死亡是凉爽的夜晚

8月8日晚上九点多,四川九寨沟方向发生7级地震,地震余波也波及到我所在的小城。当时我正在卫生间准备冲澡,忽然感觉头晕目眩,第一反应是不是最近工作太累了,接着立刻明白过来是地震啦!赶忙随手穿上衣服,跑到客厅拉起还在看电视的妻子就往楼下奔。为了保险起见,不坐电梯顺着楼梯往下跑,我一边跑一边催促妻子快点、快点,一边感受到心里极度的紧张慌忙和对死亡的恐惧。平时自诩对生命看得很淡,经常给自己和他人灌鸡汤说,生死顺其自然就好,但真到生死存亡的紧急关头,却早已吓得胆战心惊,不由得自己不费尽力气挣扎求生。而彼时处于地震灾区的人们,估计更经历了比我大得多的恐惧、痛苦、伤痛甚至死亡,在这里只能默默为灾区人民祈福!

想起前不久某天下午上班期间,妻子发来短信说,岳父的视力现在越来越差了。上午去医院检查,发现左眼视力几乎丧失,妻子站在他面前也只能看到一点模糊的身影。我看了短信心里很难过。岳父患糖尿病多年,平时也不太注意饮食和运动,光靠注射胰岛素来调解血糖,身体常年遭受高血糖的侵害,视力受损、包括各种身体器官受损似乎都是不可避免的。

[来自数据源的记录]
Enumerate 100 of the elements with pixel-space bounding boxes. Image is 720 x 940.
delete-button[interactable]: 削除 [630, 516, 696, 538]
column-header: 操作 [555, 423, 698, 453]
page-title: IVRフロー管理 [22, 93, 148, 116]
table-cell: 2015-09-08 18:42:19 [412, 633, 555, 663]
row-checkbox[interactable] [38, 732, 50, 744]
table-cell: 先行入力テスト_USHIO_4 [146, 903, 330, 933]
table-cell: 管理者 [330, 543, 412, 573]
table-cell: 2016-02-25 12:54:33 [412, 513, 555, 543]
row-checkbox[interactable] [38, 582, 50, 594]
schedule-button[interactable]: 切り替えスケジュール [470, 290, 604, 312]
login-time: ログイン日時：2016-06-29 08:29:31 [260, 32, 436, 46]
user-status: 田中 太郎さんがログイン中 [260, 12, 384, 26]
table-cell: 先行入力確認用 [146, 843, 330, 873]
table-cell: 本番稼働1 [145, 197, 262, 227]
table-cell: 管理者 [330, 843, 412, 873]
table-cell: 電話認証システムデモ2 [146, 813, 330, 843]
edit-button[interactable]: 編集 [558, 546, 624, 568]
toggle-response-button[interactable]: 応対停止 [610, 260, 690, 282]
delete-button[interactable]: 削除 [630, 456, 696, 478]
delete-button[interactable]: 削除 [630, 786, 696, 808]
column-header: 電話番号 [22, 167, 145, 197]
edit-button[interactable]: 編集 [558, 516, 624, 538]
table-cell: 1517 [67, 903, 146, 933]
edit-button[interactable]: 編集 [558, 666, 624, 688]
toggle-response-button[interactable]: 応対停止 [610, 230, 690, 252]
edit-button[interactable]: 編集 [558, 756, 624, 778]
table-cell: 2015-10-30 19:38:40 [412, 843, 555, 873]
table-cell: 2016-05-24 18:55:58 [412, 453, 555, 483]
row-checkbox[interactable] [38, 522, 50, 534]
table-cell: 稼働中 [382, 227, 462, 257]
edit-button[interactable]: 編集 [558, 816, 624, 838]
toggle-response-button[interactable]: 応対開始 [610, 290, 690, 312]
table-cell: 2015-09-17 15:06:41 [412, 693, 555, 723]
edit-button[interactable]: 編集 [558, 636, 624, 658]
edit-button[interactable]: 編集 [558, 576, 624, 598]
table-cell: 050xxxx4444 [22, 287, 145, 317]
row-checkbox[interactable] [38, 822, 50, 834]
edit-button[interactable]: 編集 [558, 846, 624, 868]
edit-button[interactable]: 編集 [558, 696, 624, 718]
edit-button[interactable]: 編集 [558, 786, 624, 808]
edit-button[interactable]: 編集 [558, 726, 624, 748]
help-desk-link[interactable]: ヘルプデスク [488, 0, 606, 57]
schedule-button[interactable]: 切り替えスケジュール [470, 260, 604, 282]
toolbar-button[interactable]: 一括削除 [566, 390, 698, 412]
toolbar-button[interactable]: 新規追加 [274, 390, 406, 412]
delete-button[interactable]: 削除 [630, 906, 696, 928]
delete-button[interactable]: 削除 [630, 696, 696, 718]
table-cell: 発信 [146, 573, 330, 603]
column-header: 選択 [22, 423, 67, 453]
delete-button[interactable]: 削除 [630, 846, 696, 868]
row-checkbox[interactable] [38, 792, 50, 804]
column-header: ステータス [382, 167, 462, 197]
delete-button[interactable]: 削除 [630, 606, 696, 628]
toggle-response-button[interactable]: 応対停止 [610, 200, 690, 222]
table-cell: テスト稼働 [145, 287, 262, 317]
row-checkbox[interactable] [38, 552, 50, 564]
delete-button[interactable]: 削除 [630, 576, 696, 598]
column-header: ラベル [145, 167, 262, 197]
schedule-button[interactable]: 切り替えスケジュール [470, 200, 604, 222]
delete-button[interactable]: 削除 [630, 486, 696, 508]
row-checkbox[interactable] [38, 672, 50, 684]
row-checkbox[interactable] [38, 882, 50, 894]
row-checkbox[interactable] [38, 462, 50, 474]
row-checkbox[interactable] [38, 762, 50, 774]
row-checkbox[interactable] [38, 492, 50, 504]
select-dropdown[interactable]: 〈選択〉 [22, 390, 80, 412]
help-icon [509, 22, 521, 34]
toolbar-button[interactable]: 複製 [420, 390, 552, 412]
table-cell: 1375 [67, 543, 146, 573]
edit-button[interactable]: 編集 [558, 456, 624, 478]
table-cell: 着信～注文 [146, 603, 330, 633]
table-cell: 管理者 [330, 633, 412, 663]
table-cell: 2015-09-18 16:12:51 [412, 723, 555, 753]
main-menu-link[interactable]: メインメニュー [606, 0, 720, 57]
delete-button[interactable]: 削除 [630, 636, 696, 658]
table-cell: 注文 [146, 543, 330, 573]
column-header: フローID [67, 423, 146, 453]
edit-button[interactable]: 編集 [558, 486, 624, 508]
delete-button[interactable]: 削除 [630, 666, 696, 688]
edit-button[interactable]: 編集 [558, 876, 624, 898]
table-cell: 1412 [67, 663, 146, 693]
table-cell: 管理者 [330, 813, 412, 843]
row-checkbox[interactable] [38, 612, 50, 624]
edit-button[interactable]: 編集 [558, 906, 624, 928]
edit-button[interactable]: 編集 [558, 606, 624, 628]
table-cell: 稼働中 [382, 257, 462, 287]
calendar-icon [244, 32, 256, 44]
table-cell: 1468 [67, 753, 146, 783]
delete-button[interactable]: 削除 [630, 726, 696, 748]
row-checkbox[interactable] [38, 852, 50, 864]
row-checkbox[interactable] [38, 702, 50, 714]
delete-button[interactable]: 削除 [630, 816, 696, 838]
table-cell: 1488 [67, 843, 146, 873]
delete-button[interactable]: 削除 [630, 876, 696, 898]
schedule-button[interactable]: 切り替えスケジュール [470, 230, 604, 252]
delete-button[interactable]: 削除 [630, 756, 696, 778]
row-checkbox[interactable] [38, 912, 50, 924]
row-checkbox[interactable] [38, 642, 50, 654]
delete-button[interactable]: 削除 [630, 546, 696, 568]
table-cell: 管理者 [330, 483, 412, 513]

_材料问题_.
a: 根据《死亡是凉爽的夜晚》回答以下问题，每题单独一行，答案按相同序号标出：
(i) 地震发生在几月几日晚上几点多，震级是多少？
(ii) 往楼下跑时，为什么不坐电梯？
(iii) 岳父去医院检查后，发现左眼视力是什么情况？
b: 请接着《死亡是凉爽的夜晚》最后一句往下写。

_书面回答_.
a:
(i) 8月8日晚上九点多，7级。
(ii) 为了保险起见。
(iii) 左眼视力几乎丧失，妻子站在他面前也只能看到一点模糊的身影。

b:
我和妻子双方父母的年龄都越来越大,身体也开始出现各种问题。父亲常年在老家务农落下的腰痛病,母亲的高血压,岳父的糖尿病,岳母的心脏病等等,想想都感觉可怕。生老病死是自然规律这个道理当然人人明白,但明白道理是一回事,真正在生活中体悟道理则是另一回事。日本心理学家森田正马曾经说过,“我们所面临的最根本的恐怖就是‘死亡恐怖’。从表面来看即为‘求生’欲望,不想死,想活,这对谁来说都是共同的、本能的欲望……就我来说,不管在任何场合、任何条件下,‘死亡’总是绝对可怕的,对此我有清楚的自觉。我可以说哪怕我活到125岁,也决不会因此而说不怕‘死亡’。虽说我从少年时代开始到40岁左右为止,尝试了种种方法试图达到不怕‘死亡’,可自从完全了解到‘死亡是不得不感到害怕’以后,就停止了这种徒劳无益的辛苦。”正如德国哲学家叔本华所言,“人对死亡的恐惧是非理性的,而这种非理性却是不可克服的。”也就是说,心里明明告诉自己要坦然面对死亡,但任何人面对人生终局时估计都会非常害怕而惶恐吧。人的怕死和人的求生欲望、生活欲望也许就像硬币,是一体两面、相辅相成的。既然不想死,那当然希望活着,不但要活着,还要力争上游、注重活着的质量和各种感受,要活得舒心自在、堂堂正正、受人尊敬才好。

作家贾平凹曾在一篇关于父亲患癌症去世的散文中写道,看到父亲大口大口喝着苦药,面对绝症就是不想死的极度眷恋生命的情形。他自己感觉非常苦恼,希望父亲看开一点,抱着平常心面对死亡,这样也不至于过于痛苦,但又不忍心苛责父亲。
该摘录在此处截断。